§ Prompt
Repeat the whole listing exactly as written.

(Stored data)
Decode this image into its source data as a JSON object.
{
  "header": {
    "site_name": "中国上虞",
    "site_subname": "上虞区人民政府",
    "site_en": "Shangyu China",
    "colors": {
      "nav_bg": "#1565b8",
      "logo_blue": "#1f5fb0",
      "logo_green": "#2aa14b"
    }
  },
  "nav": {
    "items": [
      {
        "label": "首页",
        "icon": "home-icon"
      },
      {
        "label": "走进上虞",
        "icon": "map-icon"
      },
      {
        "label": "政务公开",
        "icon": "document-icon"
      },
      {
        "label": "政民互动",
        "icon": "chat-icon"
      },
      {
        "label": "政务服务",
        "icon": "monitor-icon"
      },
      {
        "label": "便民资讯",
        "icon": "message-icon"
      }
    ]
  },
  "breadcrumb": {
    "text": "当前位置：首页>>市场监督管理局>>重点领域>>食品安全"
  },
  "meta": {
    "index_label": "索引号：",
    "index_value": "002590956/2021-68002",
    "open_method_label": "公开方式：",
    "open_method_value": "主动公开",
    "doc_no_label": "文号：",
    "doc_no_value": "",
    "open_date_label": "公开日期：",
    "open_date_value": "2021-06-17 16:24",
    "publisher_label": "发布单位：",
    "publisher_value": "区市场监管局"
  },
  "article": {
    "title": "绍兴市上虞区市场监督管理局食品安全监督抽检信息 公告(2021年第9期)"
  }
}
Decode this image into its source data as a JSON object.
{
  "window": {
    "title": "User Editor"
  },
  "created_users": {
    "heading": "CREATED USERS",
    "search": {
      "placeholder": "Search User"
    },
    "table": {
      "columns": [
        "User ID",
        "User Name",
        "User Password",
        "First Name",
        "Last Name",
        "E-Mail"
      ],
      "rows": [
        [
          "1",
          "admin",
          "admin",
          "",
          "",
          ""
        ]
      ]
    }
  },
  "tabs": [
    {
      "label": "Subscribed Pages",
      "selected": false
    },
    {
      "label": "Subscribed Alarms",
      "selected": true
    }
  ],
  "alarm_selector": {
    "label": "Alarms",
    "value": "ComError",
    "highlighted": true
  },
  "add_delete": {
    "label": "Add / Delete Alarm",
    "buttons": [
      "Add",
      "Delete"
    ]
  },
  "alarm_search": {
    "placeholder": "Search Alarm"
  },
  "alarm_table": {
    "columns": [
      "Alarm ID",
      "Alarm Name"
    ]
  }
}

§ Complete response
Decode this image into its source data as a JSON object.
{
  "header": {
    "site_name": "中国上虞",
    "site_subname": "上虞区人民政府",
    "site_en": "Shangyu China",
    "colors": {
      "nav_bg": "#1565b8",
      "logo_blue": "#1f5fb0",
      "logo_green": "#2aa14b"
    }
  },
  "nav": {
    "items": [
      {
        "label": "首页",
        "icon": "home-icon"
      },
      {
        "label": "走进上虞",
        "icon": "map-icon"
      },
      {
        "label": "政务公开",
        "icon": "document-icon"
      },
      {
        "label": "政民互动",
        "icon": "chat-icon"
      },
      {
        "label": "政务服务",
        "icon": "monitor-icon"
      },
      {
        "label": "便民资讯",
        "icon": "message-icon"
      }
    ]
  },
  "breadcrumb": {
    "text": "当前位置：首页>>市场监督管理局>>重点领域>>食品安全"
  },
  "meta": {
    "index_label": "索引号：",
    "index_value": "002590956/2021-68002",
    "open_method_label": "公开方式：",
    "open_method_value": "主动公开",
    "doc_no_label": "文号：",
    "doc_no_value": "",
    "open_date_label": "公开日期：",
    "open_date_value": "2021-06-17 16:24",
    "publisher_label": "发布单位：",
    "publisher_value": "区市场监管局"
  },
  "article": {
    "title": "绍兴市上虞区市场监督管理局食品安全监督抽检信息 公告(2021年第9期)"
  }
}
Decode this image into its source data as a JSON object.
{
  "window": {
    "title": "User Editor"
  },
  "created_users": {
    "heading": "CREATED USERS",
    "search": {
      "placeholder": "Search User"
    },
    "table": {
      "columns": [
        "User ID",
        "User Name",
        "User Password",
        "First Name",
        "Last Name",
        "E-Mail"
      ],
      "rows": [
        [
          "1",
          "admin",
          "admin",
          "",
          "",
          ""
        ]
      ]
    }
  },
  "tabs": [
    {
      "label": "Subscribed Pages",
      "selected": false
    },
    {
      "label": "Subscribed Alarms",
      "selected": true
    }
  ],
  "alarm_selector": {
    "label": "Alarms",
    "value": "ComError",
    "highlighted": true
  },
  "add_delete": {
    "label": "Add / Delete Alarm",
    "buttons": [
      "Add",
      "Delete"
    ]
  },
  "alarm_search": {
    "placeholder": "Search Alarm"
  },
  "alarm_table": {
    "columns": [
      "Alarm ID",
      "Alarm Name"
    ]
  }
}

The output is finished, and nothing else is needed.